## Start Listed records
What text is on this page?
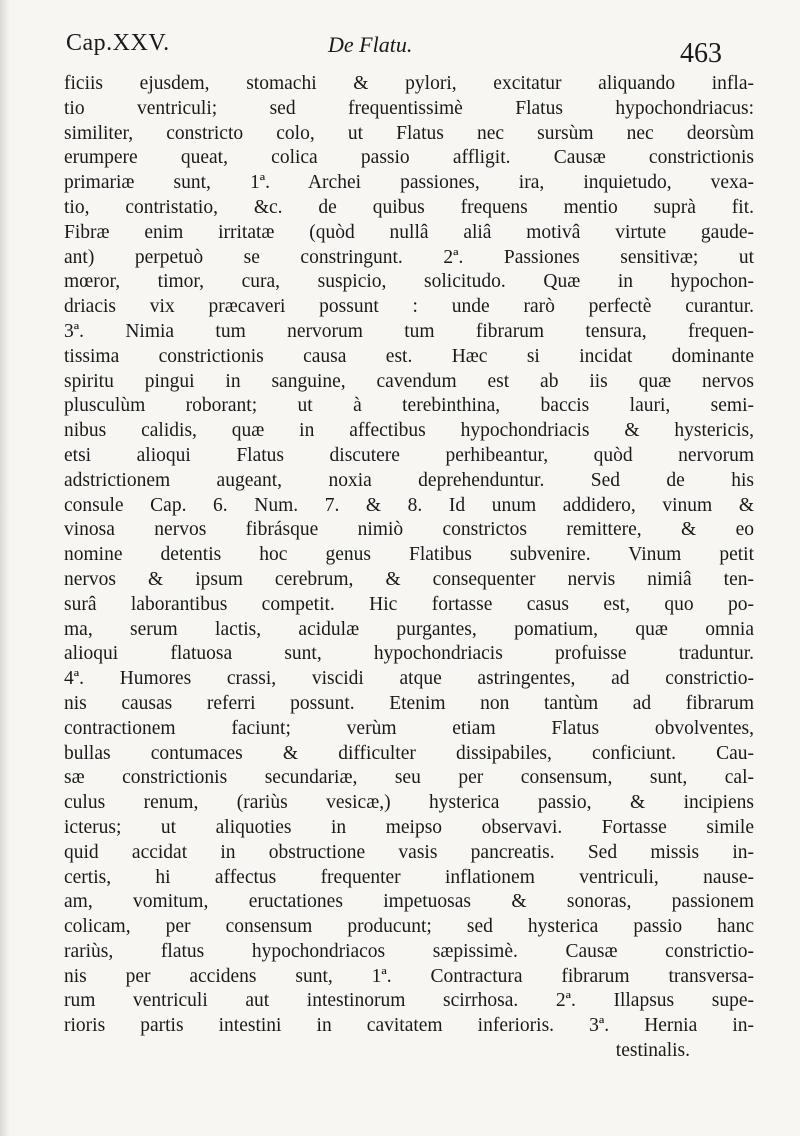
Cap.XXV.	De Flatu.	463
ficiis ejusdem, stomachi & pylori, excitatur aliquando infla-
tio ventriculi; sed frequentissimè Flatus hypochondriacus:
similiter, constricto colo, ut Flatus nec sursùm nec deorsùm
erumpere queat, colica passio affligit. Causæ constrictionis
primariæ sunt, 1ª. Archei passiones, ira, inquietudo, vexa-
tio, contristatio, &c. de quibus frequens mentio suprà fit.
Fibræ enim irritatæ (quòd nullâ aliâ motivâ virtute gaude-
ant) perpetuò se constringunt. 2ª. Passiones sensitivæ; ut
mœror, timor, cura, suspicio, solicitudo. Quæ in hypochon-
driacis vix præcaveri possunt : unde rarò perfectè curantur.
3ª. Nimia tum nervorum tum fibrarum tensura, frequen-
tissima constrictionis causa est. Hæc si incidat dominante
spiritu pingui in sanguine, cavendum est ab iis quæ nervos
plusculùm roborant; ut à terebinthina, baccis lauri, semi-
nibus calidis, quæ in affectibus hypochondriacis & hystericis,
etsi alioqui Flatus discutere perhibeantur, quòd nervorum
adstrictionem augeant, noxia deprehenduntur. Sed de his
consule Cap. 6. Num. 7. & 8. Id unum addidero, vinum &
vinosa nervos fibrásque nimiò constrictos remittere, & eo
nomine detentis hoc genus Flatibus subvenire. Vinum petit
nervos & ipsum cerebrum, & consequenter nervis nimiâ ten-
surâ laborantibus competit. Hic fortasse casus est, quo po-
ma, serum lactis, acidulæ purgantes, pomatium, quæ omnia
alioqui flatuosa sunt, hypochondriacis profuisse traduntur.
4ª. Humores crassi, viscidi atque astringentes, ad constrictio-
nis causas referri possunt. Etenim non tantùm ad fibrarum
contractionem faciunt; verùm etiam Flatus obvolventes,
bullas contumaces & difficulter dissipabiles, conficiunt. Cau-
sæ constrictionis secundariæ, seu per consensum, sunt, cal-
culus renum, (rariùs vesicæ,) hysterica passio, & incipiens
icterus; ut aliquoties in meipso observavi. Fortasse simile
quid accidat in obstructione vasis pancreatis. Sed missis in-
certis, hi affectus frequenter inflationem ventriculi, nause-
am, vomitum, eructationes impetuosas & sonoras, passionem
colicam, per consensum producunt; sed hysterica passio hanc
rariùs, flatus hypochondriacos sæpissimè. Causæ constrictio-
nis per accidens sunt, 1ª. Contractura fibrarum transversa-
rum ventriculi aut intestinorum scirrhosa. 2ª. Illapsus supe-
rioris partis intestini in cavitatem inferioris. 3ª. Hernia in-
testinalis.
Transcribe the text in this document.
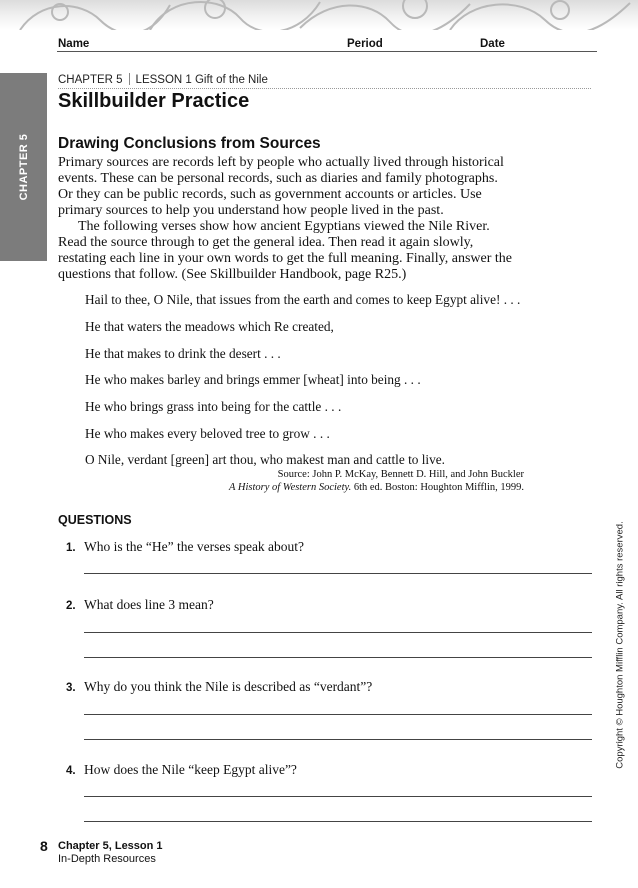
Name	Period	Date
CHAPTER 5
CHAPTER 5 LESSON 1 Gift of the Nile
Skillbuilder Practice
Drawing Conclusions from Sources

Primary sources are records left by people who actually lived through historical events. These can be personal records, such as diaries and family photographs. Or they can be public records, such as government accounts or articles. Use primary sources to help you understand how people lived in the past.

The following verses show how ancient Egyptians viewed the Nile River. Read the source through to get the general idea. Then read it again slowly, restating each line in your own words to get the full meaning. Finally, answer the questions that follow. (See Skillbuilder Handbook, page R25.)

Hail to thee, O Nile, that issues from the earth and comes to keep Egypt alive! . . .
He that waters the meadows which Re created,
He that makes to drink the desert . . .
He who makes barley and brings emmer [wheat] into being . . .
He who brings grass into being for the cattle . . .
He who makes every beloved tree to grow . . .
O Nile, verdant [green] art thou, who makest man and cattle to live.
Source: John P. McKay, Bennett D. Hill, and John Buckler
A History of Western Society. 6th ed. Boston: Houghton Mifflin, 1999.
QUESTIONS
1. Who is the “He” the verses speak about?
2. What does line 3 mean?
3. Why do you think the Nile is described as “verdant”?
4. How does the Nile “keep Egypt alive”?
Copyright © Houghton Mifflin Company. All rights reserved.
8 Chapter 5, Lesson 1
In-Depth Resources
## End Listed records
**Problem details**. Copy every line of the records above that holds the word "alive".

**Output for this task**.
Hail to thee, O Nile, that issues from the earth and comes to keep Egypt alive! . . .
4. How does the Nile “keep Egypt alive”?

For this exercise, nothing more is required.